#### Tasks to carry out
1. Update the part of the thread on large files in version control from "In addition to" to "to handle it.", putting "machine learning" wherever "deep learning" appears.
2. Answer these questions on the thread about large files in version control:
(a) What does diffeomorphism currently use for directories and files other than source code?
(b) What did watwatinthewat start writing for tests instead of including a native data file?
(c) Which tool does wickedOne call a nice attempt?
3. Pick up the thread on large files in version control after its last post and carry it on.

#### Extract to read

| HN Mirror

Y	Hacker News new \| ask \| show \| jobs


	by wickedOne 2043 days ago
	what would be a typical large file you want to have in your codebase? usually this shouldn't be a consideration

4 comments

amelius 2043 days ago

In addition to what others posted here, sometimes it is nice to put generated files under version control with the source code that generated them. For example, simulation results, deep learning models, graphs that you need to include in your LaTeX documents (which can be considered partly source code, partly generated content).

Also, deep learning training data often consists of large image files, and can also be considered "source code", and in any case it can be very useful to put these under version control.

And finally it can be useful to put external dependencies as tar-files into your source tree.

link

watwatinthewat 2043 days ago

I appreciate you laying this out because it's something I have struggled with and thought I just didn't know the right way to handle it.

For writing tests in a deep learning code base, rather than simply including a native data file (image, CSV, whatever), I've taken to writing a fake data creator class. It always feels like overkill when an alternative solution is including a native data file or two that already exists.

link

diffeomorphism 2043 days ago

I want to use it for files not just source code. For instance including graphics, the pdfs generated by latex or just anything. Or storing lots of directories. Currently, I use dropbox for that, but if git could do that...

link

wickedOne 2043 days ago

though i agree that there isn't a proper vcs out there for large files (adobe bridge was a nice attempt) git wasn't designed for that and one might wonder whether you want git to be _that_ multi purpose.

#### Dataset excerpts
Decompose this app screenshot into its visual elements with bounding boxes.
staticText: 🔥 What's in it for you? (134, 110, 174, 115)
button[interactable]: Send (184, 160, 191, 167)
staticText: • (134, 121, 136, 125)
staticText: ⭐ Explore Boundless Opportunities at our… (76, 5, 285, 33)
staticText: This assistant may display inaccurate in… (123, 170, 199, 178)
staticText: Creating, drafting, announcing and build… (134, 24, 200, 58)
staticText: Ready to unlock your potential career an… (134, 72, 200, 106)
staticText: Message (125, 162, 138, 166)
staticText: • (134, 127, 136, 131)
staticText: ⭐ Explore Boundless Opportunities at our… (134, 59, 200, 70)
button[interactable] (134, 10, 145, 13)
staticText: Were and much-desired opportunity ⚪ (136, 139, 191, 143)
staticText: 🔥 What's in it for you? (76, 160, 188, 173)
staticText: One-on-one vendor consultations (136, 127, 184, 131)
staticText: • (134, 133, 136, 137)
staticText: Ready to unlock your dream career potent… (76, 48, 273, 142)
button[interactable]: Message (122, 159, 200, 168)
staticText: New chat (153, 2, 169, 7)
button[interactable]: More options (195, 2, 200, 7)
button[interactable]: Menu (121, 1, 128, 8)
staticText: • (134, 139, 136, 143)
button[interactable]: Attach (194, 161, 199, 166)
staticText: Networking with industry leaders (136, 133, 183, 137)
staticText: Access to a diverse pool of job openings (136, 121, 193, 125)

#### Set of answers
1.
In addition to what others posted here, sometimes it is nice to put generated files under version control with the source code that generated them. For example, simulation results, machine learning models, graphs that you need to include in your LaTeX documents (which can be considered partly source code, partly generated content).

Also, machine learning training data often consists of large image files, and can also be considered "source code", and in any case it can be very useful to put these under version control.

And finally it can be useful to put external dependencies as tar-files into your source tree.

link

watwatinthewat 2043 days ago

I appreciate you laying this out because it's something I have struggled with and thought I just didn't know the right way to handle it.

2.
(a) Dropbox.
(b) A fake data creator class.
(c) Adobe Bridge.

3.
link

_ph_ 2043 days ago

If you have a significant project, you want to store at least a reasonable amount of media with it. Images, documentation. Git doesn't necessarily have to be the best system for handling high-gigabyte sized binaries, but should at least deal gracefully, with small and medium sized binary files. I am also not sure, why not more effort was spent making Git support large files even well.

link

amelius 2042 days ago

By the way, if you're storing large files under version control in Git it is often useful to use the "--depth=1" flag when cloning or pulling repositories. That way you only download the stuff you really need and leave the rest of the history on the server until you need it.

link

sofixa 2043 days ago

Git LFS can do that.

link

war1025 2043 days ago

Git LFS is basically the CVS of binary file version control.

It is a pile of garbage, but it's better than nothing.

link

_ph_ 2043 days ago

I recently had to deal with a PowerPoint document which is slightly larger than 50 megabytes, which in todays terms, isn't very much. Before, I had kept it in SVN and that has no issues storing larger files. It is a bit shocking that Git has issues with not so tiny files.

link

xiphias2 2043 days ago

It doesn't matter actually. Tools should be easy to learn and as free of edge cases as possible. An example happening is constant propagation in Rust: it's the same feature, but with every release it can cover more of the code base.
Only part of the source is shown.